#### Provided material ####

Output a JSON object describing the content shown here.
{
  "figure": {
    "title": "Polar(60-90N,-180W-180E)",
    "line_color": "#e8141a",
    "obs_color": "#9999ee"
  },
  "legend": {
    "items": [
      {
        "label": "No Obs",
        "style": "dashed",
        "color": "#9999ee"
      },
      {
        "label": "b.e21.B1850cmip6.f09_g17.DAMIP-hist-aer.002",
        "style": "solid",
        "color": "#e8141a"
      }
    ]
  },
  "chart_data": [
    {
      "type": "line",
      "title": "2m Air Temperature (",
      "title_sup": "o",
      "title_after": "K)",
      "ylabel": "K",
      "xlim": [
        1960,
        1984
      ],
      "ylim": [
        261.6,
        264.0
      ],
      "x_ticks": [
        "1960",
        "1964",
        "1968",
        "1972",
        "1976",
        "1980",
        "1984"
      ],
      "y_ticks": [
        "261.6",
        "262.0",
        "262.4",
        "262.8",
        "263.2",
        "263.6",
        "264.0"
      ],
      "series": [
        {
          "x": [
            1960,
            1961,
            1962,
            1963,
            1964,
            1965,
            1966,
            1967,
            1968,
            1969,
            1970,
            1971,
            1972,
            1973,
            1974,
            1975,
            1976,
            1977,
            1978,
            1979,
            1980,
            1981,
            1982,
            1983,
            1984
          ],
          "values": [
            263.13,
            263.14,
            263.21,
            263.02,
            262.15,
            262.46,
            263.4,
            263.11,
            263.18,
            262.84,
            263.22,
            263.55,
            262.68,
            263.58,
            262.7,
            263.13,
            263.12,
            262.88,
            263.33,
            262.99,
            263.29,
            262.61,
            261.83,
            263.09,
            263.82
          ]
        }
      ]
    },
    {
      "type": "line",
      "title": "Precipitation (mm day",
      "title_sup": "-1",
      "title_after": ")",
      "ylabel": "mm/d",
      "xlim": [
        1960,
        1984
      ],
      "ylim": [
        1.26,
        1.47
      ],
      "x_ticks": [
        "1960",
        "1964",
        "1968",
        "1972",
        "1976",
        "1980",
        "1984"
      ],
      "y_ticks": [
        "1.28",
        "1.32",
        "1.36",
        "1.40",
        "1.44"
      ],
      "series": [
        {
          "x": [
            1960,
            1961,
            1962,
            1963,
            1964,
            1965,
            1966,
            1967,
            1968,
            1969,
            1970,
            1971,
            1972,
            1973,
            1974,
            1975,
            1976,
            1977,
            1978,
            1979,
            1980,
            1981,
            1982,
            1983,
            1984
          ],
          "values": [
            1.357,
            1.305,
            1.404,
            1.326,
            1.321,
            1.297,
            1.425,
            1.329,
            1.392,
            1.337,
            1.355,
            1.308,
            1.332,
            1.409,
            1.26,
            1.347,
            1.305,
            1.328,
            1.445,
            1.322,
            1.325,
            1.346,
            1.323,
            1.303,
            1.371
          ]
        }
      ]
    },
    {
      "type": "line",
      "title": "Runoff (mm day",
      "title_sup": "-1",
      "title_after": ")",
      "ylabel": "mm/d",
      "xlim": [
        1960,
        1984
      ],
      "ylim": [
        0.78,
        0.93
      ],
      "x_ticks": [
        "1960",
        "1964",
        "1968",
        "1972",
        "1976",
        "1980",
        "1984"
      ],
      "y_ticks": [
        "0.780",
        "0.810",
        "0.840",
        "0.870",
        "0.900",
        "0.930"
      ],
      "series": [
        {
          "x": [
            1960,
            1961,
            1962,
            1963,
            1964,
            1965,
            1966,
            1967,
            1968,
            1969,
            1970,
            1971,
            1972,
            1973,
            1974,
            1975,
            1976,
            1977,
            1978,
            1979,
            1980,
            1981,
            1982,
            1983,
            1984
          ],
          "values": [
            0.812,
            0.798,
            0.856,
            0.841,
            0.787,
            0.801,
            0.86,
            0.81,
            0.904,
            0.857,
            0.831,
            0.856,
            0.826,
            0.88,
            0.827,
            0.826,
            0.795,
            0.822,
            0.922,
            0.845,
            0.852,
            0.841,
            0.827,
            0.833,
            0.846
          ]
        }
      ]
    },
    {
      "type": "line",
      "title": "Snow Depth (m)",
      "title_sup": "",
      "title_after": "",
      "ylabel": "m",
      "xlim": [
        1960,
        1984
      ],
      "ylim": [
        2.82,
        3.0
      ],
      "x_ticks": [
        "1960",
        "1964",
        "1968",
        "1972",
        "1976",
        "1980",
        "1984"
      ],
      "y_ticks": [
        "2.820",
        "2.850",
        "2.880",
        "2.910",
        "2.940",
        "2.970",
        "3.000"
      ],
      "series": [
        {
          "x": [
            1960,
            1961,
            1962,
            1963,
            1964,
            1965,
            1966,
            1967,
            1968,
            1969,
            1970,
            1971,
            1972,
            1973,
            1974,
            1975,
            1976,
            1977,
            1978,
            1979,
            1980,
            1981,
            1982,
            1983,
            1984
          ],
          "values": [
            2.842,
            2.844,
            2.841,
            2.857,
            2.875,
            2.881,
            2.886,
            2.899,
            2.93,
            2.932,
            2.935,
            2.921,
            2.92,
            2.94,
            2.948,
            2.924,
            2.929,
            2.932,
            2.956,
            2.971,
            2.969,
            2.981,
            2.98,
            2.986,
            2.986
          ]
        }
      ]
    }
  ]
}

####

Retype the records above exactly.

Output a JSON object describing the content shown here.
{
  "figure": {
    "title": "Polar(60-90N,-180W-180E)",
    "line_color": "#e8141a",
    "obs_color": "#9999ee"
  },
  "legend": {
    "items": [
      {
        "label": "No Obs",
        "style": "dashed",
        "color": "#9999ee"
      },
      {
        "label": "b.e21.B1850cmip6.f09_g17.DAMIP-hist-aer.002",
        "style": "solid",
        "color": "#e8141a"
      }
    ]
  },
  "chart_data": [
    {
      "type": "line",
      "title": "2m Air Temperature (",
      "title_sup": "o",
      "title_after": "K)",
      "ylabel": "K",
      "xlim": [
        1960,
        1984
      ],
      "ylim": [
        261.6,
        264.0
      ],
      "x_ticks": [
        "1960",
        "1964",
        "1968",
        "1972",
        "1976",
        "1980",
        "1984"
      ],
      "y_ticks": [
        "261.6",
        "262.0",
        "262.4",
        "262.8",
        "263.2",
        "263.6",
        "264.0"
      ],
      "series": [
        {
          "x": [
            1960,
            1961,
            1962,
            1963,
            1964,
            1965,
            1966,
            1967,
            1968,
            1969,
            1970,
            1971,
            1972,
            1973,
            1974,
            1975,
            1976,
            1977,
            1978,
            1979,
            1980,
            1981,
            1982,
            1983,
            1984
          ],
          "values": [
            263.13,
            263.14,
            263.21,
            263.02,
            262.15,
            262.46,
            263.4,
            263.11,
            263.18,
            262.84,
            263.22,
            263.55,
            262.68,
            263.58,
            262.7,
            263.13,
            263.12,
            262.88,
            263.33,
            262.99,
            263.29,
            262.61,
            261.83,
            263.09,
            263.82
          ]
        }
      ]
    },
    {
      "type": "line",
      "title": "Precipitation (mm day",
      "title_sup": "-1",
      "title_after": ")",
      "ylabel": "mm/d",
      "xlim": [
        1960,
        1984
      ],
      "ylim": [
        1.26,
        1.47
      ],
      "x_ticks": [
        "1960",
        "1964",
        "1968",
        "1972",
        "1976",
        "1980",
        "1984"
      ],
      "y_ticks": [
        "1.28",
        "1.32",
        "1.36",
        "1.40",
        "1.44"
      ],
      "series": [
        {
          "x": [
            1960,
            1961,
            1962,
            1963,
            1964,
            1965,
            1966,
            1967,
            1968,
            1969,
            1970,
            1971,
            1972,
            1973,
            1974,
            1975,
            1976,
            1977,
            1978,
            1979,
            1980,
            1981,
            1982,
            1983,
            1984
          ],
          "values": [
            1.357,
            1.305,
            1.404,
            1.326,
            1.321,
            1.297,
            1.425,
            1.329,
            1.392,
            1.337,
            1.355,
            1.308,
            1.332,
            1.409,
            1.26,
            1.347,
            1.305,
            1.328,
            1.445,
            1.322,
            1.325,
            1.346,
            1.323,
            1.303,
            1.371
          ]
        }
      ]
    },
    {
      "type": "line",
      "title": "Runoff (mm day",
      "title_sup": "-1",
      "title_after": ")",
      "ylabel": "mm/d",
      "xlim": [
        1960,
        1984
      ],
      "ylim": [
        0.78,
        0.93
      ],
      "x_ticks": [
        "1960",
        "1964",
        "1968",
        "1972",
        "1976",
        "1980",
        "1984"
      ],
      "y_ticks": [
        "0.780",
        "0.810",
        "0.840",
        "0.870",
        "0.900",
        "0.930"
      ],
      "series": [
        {
          "x": [
            1960,
            1961,
            1962,
            1963,
            1964,
            1965,
            1966,
            1967,
            1968,
            1969,
            1970,
            1971,
            1972,
            1973,
            1974,
            1975,
            1976,
            1977,
            1978,
            1979,
            1980,
            1981,
            1982,
            1983,
            1984
          ],
          "values": [
            0.812,
            0.798,
            0.856,
            0.841,
            0.787,
            0.801,
            0.86,
            0.81,
            0.904,
            0.857,
            0.831,
            0.856,
            0.826,
            0.88,
            0.827,
            0.826,
            0.795,
            0.822,
            0.922,
            0.845,
            0.852,
            0.841,
            0.827,
            0.833,
            0.846
          ]
        }
      ]
    },
    {
      "type": "line",
      "title": "Snow Depth (m)",
      "title_sup": "",
      "title_after": "",
      "ylabel": "m",
      "xlim": [
        1960,
        1984
      ],
      "ylim": [
        2.82,
        3.0
      ],
      "x_ticks": [
        "1960",
        "1964",
        "1968",
        "1972",
        "1976",
        "1980",
        "1984"
      ],
      "y_ticks": [
        "2.820",
        "2.850",
        "2.880",
        "2.910",
        "2.940",
        "2.970",
        "3.000"
      ],
      "series": [
        {
          "x": [
            1960,
            1961,
            1962,
            1963,
            1964,
            1965,
            1966,
            1967,
            1968,
            1969,
            1970,
            1971,
            1972,
            1973,
            1974,
            1975,
            1976,
            1977,
            1978,
            1979,
            1980,
            1981,
            1982,
            1983,
            1984
          ],
          "values": [
            2.842,
            2.844,
            2.841,
            2.857,
            2.875,
            2.881,
            2.886,
            2.899,
            2.93,
            2.932,
            2.935,
            2.921,
            2.92,
            2.94,
            2.948,
            2.924,
            2.929,
            2.932,
            2.956,
            2.971,
            2.969,
            2.981,
            2.98,
            2.986,
            2.986
          ]
        }
      ]
    }
  ]
}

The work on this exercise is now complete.